§ **Exercise brief**
Copy each line in the data that includes the word "JSON".

§ **Material provided**
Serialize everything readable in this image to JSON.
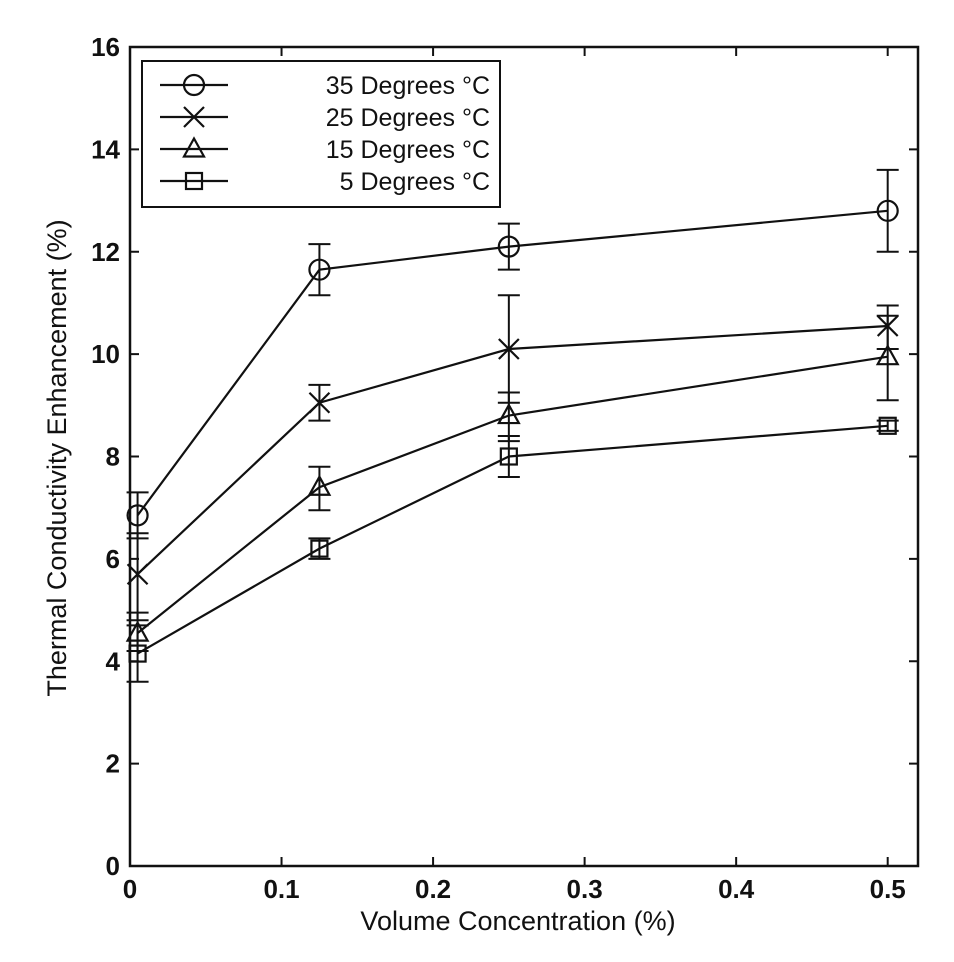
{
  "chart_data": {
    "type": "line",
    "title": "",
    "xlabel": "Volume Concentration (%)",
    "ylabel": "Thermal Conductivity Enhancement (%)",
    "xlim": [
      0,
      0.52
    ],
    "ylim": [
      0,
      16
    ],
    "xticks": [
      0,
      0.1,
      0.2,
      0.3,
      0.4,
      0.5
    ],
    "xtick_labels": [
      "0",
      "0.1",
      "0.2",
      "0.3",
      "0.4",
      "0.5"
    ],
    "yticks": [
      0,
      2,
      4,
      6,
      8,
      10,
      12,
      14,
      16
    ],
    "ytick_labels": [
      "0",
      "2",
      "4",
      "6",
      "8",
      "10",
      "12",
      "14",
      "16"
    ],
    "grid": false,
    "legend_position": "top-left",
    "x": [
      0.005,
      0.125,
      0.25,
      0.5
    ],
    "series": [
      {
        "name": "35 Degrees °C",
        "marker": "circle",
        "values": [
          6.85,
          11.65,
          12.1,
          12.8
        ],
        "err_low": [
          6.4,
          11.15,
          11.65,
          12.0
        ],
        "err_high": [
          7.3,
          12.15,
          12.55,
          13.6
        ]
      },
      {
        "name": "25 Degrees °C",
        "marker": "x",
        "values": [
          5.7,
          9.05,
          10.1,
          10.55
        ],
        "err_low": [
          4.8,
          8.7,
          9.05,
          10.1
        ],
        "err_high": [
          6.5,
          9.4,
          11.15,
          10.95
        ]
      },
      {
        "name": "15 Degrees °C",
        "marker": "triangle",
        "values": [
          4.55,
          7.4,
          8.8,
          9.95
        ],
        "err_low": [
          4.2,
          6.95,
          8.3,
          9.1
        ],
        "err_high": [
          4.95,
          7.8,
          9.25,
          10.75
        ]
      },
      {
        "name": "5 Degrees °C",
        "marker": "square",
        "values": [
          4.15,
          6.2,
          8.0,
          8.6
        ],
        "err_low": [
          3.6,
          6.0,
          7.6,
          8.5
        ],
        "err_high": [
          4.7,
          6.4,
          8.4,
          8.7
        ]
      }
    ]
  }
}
---
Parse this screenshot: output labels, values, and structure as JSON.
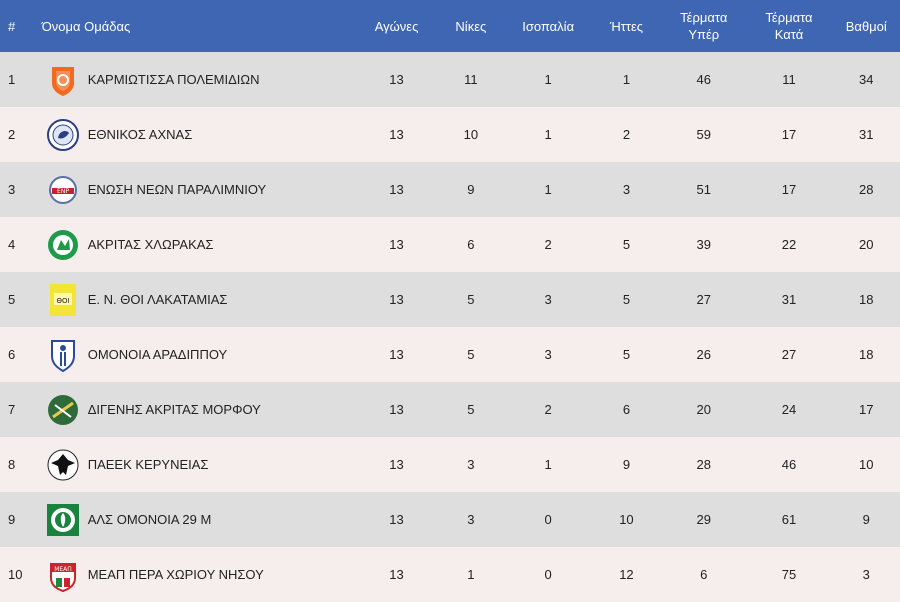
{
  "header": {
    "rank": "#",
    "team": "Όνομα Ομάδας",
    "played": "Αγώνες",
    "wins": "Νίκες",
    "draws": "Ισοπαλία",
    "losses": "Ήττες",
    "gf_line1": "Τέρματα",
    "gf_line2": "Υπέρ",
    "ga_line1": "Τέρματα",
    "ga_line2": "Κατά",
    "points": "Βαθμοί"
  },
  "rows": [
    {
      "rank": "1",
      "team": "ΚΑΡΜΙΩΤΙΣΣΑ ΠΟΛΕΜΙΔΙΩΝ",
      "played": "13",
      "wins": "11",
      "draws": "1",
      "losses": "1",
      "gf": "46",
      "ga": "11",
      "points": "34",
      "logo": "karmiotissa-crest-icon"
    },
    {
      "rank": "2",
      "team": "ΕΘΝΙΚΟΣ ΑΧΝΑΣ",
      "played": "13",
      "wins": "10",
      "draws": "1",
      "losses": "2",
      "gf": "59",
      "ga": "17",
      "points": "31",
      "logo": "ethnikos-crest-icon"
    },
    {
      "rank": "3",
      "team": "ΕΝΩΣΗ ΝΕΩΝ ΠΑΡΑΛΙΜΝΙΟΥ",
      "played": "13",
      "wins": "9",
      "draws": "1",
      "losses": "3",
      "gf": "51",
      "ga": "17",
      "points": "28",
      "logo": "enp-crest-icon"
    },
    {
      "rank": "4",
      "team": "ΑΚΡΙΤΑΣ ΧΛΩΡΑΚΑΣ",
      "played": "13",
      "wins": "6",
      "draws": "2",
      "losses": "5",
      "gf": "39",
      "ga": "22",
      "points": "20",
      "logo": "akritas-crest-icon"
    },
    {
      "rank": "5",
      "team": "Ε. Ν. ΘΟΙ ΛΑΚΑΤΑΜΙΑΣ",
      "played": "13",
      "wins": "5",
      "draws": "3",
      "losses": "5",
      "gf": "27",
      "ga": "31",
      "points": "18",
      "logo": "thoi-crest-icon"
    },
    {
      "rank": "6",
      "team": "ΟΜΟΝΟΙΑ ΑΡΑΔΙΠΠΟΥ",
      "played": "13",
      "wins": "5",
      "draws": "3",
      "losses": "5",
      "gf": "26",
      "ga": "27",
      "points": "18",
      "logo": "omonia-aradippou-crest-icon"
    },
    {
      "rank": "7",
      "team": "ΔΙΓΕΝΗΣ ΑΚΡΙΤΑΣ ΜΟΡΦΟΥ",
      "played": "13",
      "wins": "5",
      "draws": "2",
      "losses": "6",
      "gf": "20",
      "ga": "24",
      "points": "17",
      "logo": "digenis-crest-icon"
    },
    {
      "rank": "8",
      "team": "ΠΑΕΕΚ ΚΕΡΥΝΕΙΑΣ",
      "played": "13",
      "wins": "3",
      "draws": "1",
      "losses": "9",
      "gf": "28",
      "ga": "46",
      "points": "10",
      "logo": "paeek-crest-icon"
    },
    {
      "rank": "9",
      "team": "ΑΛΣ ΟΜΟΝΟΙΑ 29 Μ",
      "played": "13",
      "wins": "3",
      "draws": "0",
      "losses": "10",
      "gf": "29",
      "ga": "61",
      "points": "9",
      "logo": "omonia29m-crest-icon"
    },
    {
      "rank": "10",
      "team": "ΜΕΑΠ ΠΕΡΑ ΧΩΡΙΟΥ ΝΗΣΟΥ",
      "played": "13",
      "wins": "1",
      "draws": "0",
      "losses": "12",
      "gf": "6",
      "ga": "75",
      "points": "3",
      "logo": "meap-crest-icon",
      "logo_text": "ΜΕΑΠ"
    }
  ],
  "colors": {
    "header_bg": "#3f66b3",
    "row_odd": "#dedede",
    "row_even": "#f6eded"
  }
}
==
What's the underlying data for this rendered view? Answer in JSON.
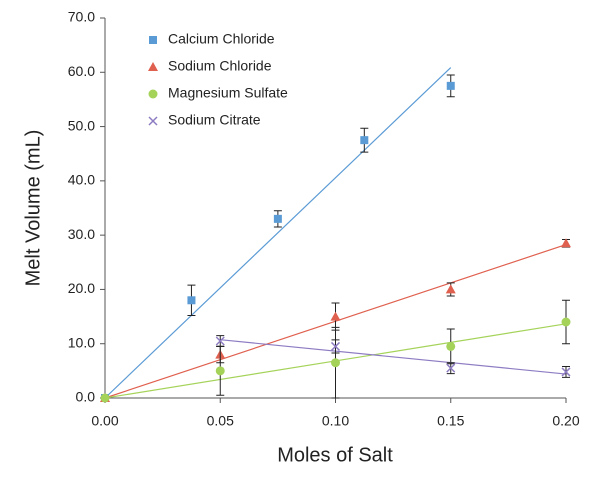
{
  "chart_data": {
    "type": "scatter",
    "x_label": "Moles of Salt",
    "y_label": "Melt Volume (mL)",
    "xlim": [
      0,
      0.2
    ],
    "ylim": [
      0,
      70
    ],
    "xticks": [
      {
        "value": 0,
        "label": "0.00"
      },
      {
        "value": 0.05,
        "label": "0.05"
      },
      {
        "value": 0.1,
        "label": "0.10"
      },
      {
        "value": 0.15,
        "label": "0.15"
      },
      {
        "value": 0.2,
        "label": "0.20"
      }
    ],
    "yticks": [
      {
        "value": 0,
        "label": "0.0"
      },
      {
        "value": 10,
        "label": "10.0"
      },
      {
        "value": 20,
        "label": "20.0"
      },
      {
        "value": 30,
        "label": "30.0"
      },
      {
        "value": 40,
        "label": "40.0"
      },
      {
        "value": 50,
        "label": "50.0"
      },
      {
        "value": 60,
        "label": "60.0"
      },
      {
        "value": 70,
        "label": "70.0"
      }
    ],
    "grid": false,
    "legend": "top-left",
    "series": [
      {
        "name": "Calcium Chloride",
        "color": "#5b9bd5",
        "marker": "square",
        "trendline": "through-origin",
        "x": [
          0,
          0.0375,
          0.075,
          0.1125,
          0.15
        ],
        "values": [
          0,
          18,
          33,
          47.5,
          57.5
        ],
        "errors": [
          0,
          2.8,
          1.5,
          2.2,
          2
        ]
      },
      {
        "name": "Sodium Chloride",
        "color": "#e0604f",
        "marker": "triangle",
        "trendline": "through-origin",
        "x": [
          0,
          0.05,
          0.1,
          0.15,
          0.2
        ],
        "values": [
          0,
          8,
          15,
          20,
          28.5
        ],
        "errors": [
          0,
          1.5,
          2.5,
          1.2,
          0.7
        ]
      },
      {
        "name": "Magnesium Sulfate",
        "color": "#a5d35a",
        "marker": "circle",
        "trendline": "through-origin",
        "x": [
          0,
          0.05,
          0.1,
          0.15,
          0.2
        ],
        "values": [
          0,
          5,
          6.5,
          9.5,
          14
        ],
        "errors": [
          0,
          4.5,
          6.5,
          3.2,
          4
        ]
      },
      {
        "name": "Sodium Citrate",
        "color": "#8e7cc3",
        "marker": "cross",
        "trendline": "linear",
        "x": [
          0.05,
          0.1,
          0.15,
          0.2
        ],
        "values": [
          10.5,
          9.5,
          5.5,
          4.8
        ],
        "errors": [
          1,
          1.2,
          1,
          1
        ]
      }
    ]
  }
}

§ **Output**
Serialize everything readable in this image to JSON.
Parse this screenshot: output labels, values, and structure as JSON.
What's the underlying data for this rendered view? Answer in JSON.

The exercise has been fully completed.